TASK DIRECTIONS
Tally every line of the listing where the string "Density" is found, and state the total alone.

DATASET EXTRACT

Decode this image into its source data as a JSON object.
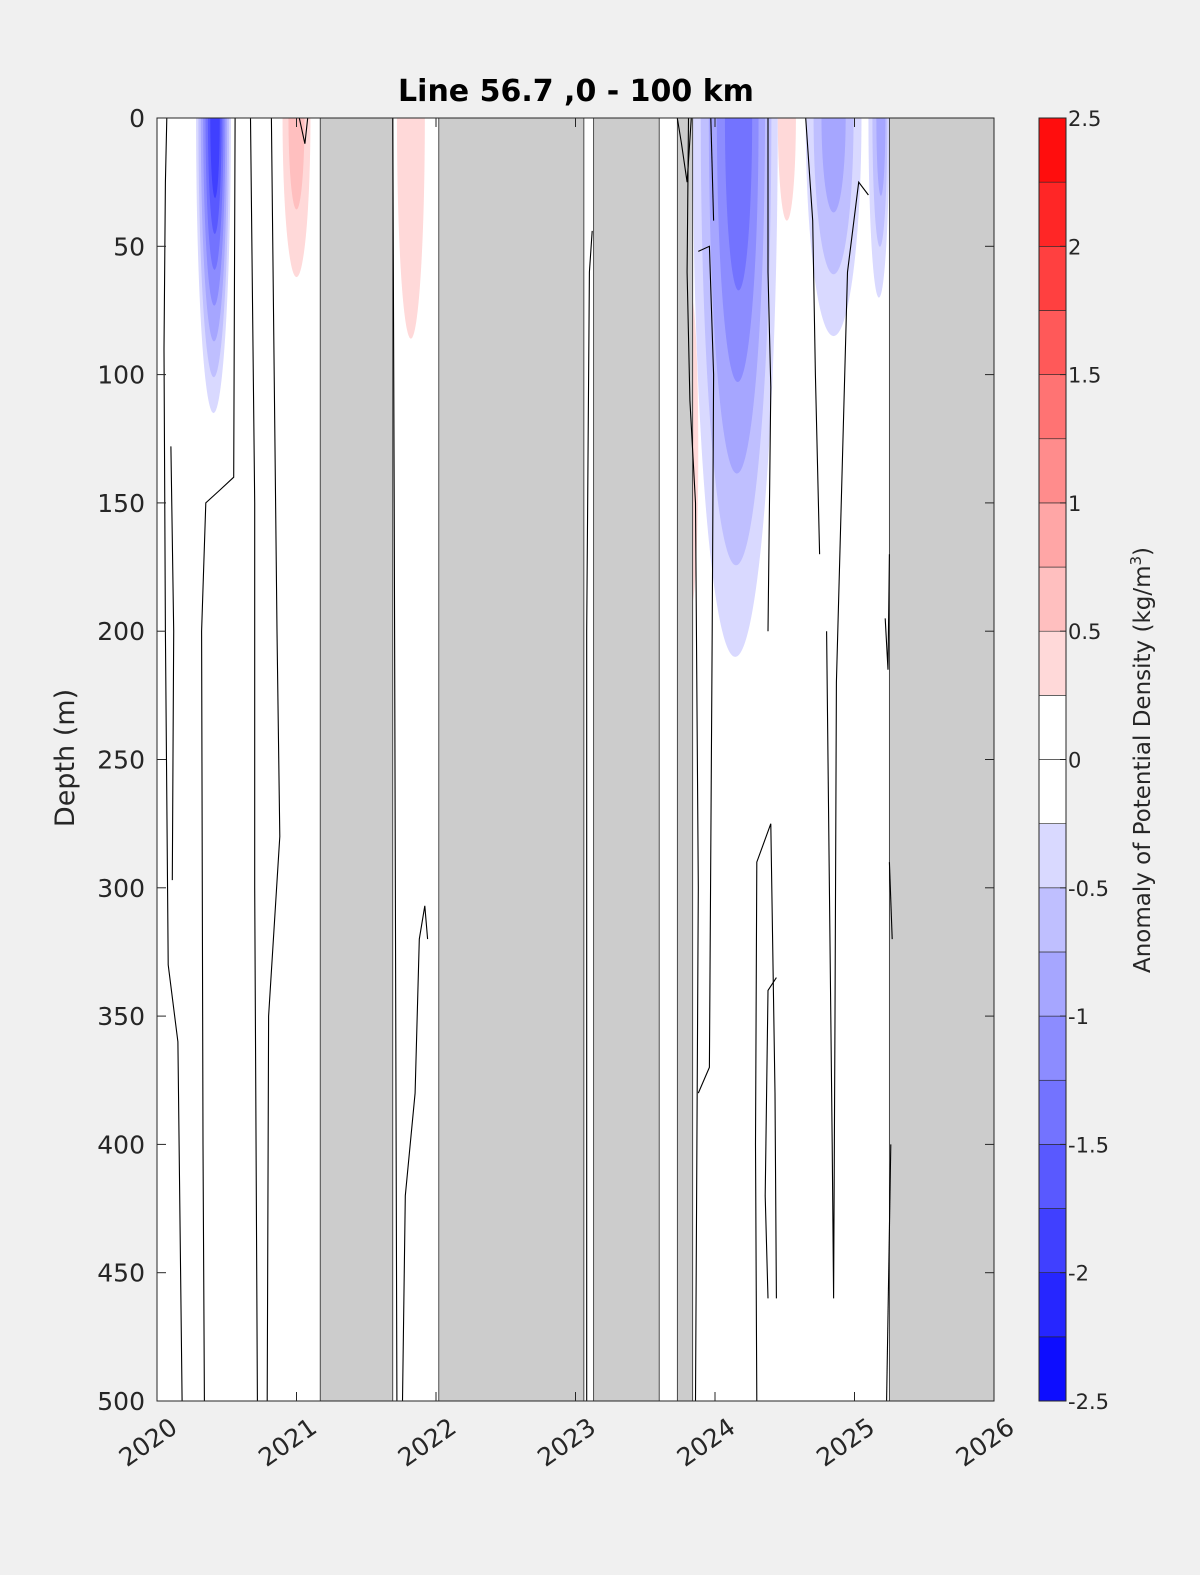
{
  "chart_data": {
    "type": "heatmap",
    "title": "Line 56.7 ,0 - 100 km",
    "ylabel": "Depth (m)",
    "xlabel": "",
    "xlim": [
      2020,
      2026
    ],
    "ylim": [
      0,
      500
    ],
    "y_reversed": true,
    "x_ticks": [
      "2020",
      "2021",
      "2022",
      "2023",
      "2024",
      "2025",
      "2026"
    ],
    "y_ticks": [
      "0",
      "50",
      "100",
      "150",
      "200",
      "250",
      "300",
      "350",
      "400",
      "450",
      "500"
    ],
    "colorbar": {
      "label": "Anomaly of Potential Density (kg/m³)",
      "label_main": "Anomaly of Potential Density (kg/m",
      "label_sup": "3",
      "label_close": ")",
      "range": [
        -2.5,
        2.5
      ],
      "step": 0.25,
      "tick_labels": [
        "-2.5",
        "-2",
        "-1.5",
        "-1",
        "-0.5",
        "0",
        "0.5",
        "1",
        "1.5",
        "2",
        "2.5"
      ],
      "low_color": "#0000ff",
      "mid_color": "#ffffff",
      "high_color": "#ff0000"
    },
    "no_data_color": "#cccccc",
    "no_data_periods": [
      [
        2021.17,
        2021.69
      ],
      [
        2022.02,
        2023.06
      ],
      [
        2023.13,
        2023.6
      ],
      [
        2023.73,
        2023.84
      ],
      [
        2025.25,
        2026.0
      ]
    ],
    "anomaly_patches": [
      {
        "x": [
          2020.28,
          2020.53
        ],
        "depth": [
          0,
          115
        ],
        "peak": -1.9,
        "peak_x": 2020.42,
        "peak_depth": 20
      },
      {
        "x": [
          2020.9,
          2021.1
        ],
        "depth": [
          0,
          62
        ],
        "peak": 0.6,
        "peak_x": 2021.0,
        "peak_depth": 30
      },
      {
        "x": [
          2021.72,
          2021.92
        ],
        "depth": [
          0,
          86
        ],
        "peak": 0.35,
        "peak_x": 2021.82,
        "peak_depth": 30
      },
      {
        "x": [
          2023.84,
          2024.45
        ],
        "depth": [
          0,
          210
        ],
        "peak": -1.3,
        "peak_x": 2024.18,
        "peak_depth": 30
      },
      {
        "x": [
          2024.45,
          2024.58
        ],
        "depth": [
          0,
          40
        ],
        "peak": 0.4,
        "peak_x": 2024.5,
        "peak_depth": 15
      },
      {
        "x": [
          2024.65,
          2025.05
        ],
        "depth": [
          0,
          85
        ],
        "peak": -0.9,
        "peak_x": 2024.85,
        "peak_depth": 30
      },
      {
        "x": [
          2025.1,
          2025.25
        ],
        "depth": [
          0,
          70
        ],
        "peak": -0.8,
        "peak_x": 2025.2,
        "peak_depth": 20
      },
      {
        "x": [
          2023.78,
          2023.88
        ],
        "depth": [
          130,
          190
        ],
        "peak": 0.35,
        "peak_x": 2023.84,
        "peak_depth": 160
      }
    ],
    "zero_contours": [
      [
        [
          2020.07,
          0
        ],
        [
          2020.06,
          25
        ],
        [
          2020.05,
          90
        ],
        [
          2020.06,
          200
        ],
        [
          2020.08,
          330
        ],
        [
          2020.15,
          360
        ],
        [
          2020.18,
          500
        ]
      ],
      [
        [
          2020.1,
          128
        ],
        [
          2020.12,
          200
        ],
        [
          2020.11,
          297
        ]
      ],
      [
        [
          2020.34,
          500
        ],
        [
          2020.33,
          400
        ],
        [
          2020.32,
          200
        ],
        [
          2020.35,
          150
        ],
        [
          2020.45,
          145
        ],
        [
          2020.55,
          140
        ],
        [
          2020.56,
          0
        ]
      ],
      [
        [
          2020.67,
          0
        ],
        [
          2020.7,
          150
        ],
        [
          2020.7,
          300
        ],
        [
          2020.72,
          500
        ]
      ],
      [
        [
          2020.82,
          0
        ],
        [
          2020.86,
          200
        ],
        [
          2020.88,
          280
        ],
        [
          2020.8,
          350
        ],
        [
          2020.79,
          500
        ]
      ],
      [
        [
          2021.02,
          0
        ],
        [
          2021.06,
          10
        ],
        [
          2021.08,
          0
        ]
      ],
      [
        [
          2021.69,
          0
        ],
        [
          2021.7,
          150
        ],
        [
          2021.72,
          500
        ]
      ],
      [
        [
          2021.76,
          500
        ],
        [
          2021.78,
          420
        ],
        [
          2021.85,
          380
        ],
        [
          2021.88,
          320
        ],
        [
          2021.92,
          307
        ],
        [
          2021.94,
          320
        ]
      ],
      [
        [
          2023.08,
          500
        ],
        [
          2023.08,
          200
        ],
        [
          2023.1,
          60
        ],
        [
          2023.12,
          44
        ]
      ],
      [
        [
          2023.73,
          0
        ],
        [
          2023.76,
          10
        ],
        [
          2023.8,
          25
        ],
        [
          2023.83,
          0
        ]
      ],
      [
        [
          2023.86,
          500
        ],
        [
          2023.88,
          300
        ],
        [
          2023.86,
          150
        ],
        [
          2023.82,
          110
        ],
        [
          2023.8,
          60
        ],
        [
          2023.81,
          0
        ]
      ],
      [
        [
          2023.88,
          52
        ],
        [
          2023.96,
          50
        ],
        [
          2023.99,
          100
        ],
        [
          2023.98,
          200
        ],
        [
          2023.96,
          370
        ],
        [
          2023.88,
          380
        ]
      ],
      [
        [
          2023.97,
          0
        ],
        [
          2023.99,
          40
        ]
      ],
      [
        [
          2024.3,
          500
        ],
        [
          2024.29,
          400
        ],
        [
          2024.3,
          290
        ],
        [
          2024.4,
          275
        ],
        [
          2024.43,
          380
        ],
        [
          2024.44,
          460
        ]
      ],
      [
        [
          2024.38,
          460
        ],
        [
          2024.36,
          420
        ],
        [
          2024.38,
          340
        ],
        [
          2024.44,
          335
        ]
      ],
      [
        [
          2024.38,
          0
        ],
        [
          2024.38,
          60
        ],
        [
          2024.4,
          105
        ],
        [
          2024.38,
          200
        ]
      ],
      [
        [
          2024.65,
          0
        ],
        [
          2024.7,
          40
        ],
        [
          2024.72,
          100
        ],
        [
          2024.75,
          170
        ]
      ],
      [
        [
          2024.8,
          200
        ],
        [
          2024.82,
          300
        ],
        [
          2024.84,
          400
        ],
        [
          2024.85,
          460
        ],
        [
          2024.86,
          350
        ],
        [
          2024.87,
          220
        ],
        [
          2024.95,
          60
        ],
        [
          2025.03,
          25
        ],
        [
          2025.1,
          30
        ]
      ],
      [
        [
          2025.22,
          195
        ],
        [
          2025.24,
          215
        ],
        [
          2025.25,
          170
        ]
      ],
      [
        [
          2025.25,
          290
        ],
        [
          2025.27,
          320
        ]
      ],
      [
        [
          2025.23,
          500
        ],
        [
          2025.26,
          400
        ]
      ]
    ]
  }
}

FINAL ANSWER
2